┏━━
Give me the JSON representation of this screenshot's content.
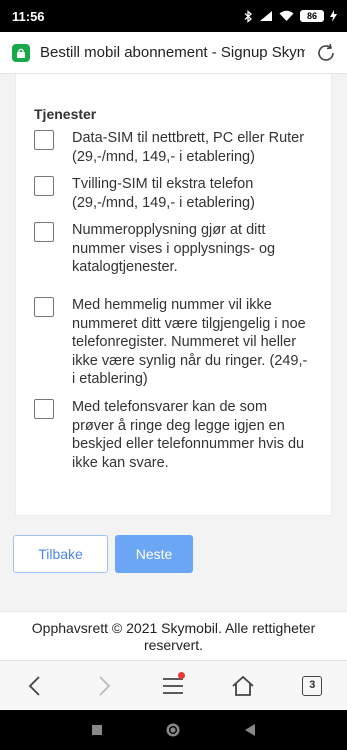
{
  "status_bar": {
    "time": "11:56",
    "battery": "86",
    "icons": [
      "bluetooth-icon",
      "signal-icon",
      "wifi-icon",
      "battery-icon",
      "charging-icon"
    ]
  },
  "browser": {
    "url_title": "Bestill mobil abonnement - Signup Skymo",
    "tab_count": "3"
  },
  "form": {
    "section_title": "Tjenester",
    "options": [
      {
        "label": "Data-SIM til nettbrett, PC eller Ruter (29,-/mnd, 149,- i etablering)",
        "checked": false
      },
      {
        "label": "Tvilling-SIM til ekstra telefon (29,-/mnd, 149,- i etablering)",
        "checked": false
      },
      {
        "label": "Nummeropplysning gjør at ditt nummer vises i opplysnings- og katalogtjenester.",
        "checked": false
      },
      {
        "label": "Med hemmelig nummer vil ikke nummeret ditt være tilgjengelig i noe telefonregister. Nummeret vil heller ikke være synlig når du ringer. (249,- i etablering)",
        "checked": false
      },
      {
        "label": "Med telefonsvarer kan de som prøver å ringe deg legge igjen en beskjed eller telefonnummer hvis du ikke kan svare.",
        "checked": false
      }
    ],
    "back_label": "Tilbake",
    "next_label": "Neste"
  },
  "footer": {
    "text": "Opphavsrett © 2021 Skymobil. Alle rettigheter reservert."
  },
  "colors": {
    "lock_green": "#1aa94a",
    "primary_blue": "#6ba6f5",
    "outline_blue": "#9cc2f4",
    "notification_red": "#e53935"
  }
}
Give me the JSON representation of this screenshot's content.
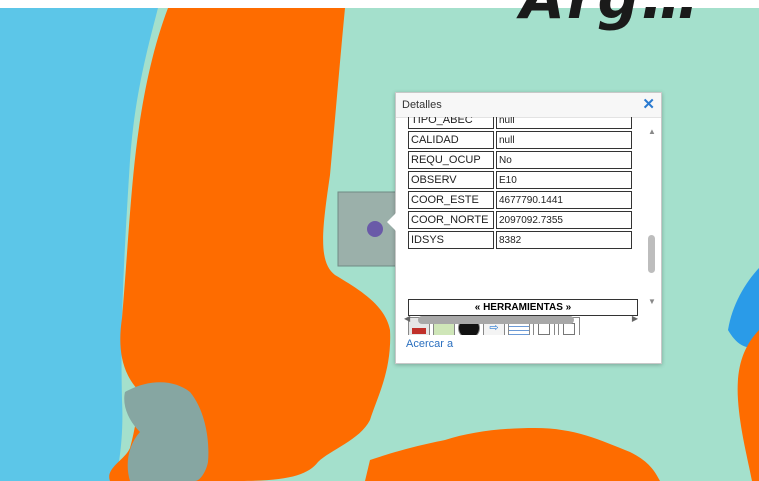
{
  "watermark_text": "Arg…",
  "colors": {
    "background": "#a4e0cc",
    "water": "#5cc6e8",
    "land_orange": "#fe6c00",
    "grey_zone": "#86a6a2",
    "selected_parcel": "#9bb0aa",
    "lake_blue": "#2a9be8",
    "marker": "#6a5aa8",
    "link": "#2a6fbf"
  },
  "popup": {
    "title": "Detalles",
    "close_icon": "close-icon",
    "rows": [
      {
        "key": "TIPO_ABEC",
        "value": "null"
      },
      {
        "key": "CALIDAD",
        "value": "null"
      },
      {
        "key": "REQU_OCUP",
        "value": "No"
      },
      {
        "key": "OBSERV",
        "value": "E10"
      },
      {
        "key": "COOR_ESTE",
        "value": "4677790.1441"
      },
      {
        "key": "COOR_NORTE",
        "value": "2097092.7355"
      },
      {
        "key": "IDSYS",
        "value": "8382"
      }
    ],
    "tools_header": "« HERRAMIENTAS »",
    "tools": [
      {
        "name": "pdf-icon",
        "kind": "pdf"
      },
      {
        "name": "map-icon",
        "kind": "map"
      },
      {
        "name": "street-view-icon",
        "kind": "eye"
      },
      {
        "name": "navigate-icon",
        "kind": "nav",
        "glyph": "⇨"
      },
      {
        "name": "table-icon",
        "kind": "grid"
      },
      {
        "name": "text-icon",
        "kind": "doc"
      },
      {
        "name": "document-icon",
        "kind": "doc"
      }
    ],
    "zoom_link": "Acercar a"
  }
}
┗━━
__Problem description__
All lines of the data above that include the word "ikke" must be shown.

__Solution to this task__
        "label": "Med hemmelig nummer vil ikke nummeret ditt være tilgjengelig i noe telefonregister. Nummeret vil heller ikke være synlig når du ringer. (249,- i etablering)",
        "label": "Med telefonsvarer kan de som prøver å ringe deg legge igjen en beskjed eller telefonnummer hvis du ikke kan svare.",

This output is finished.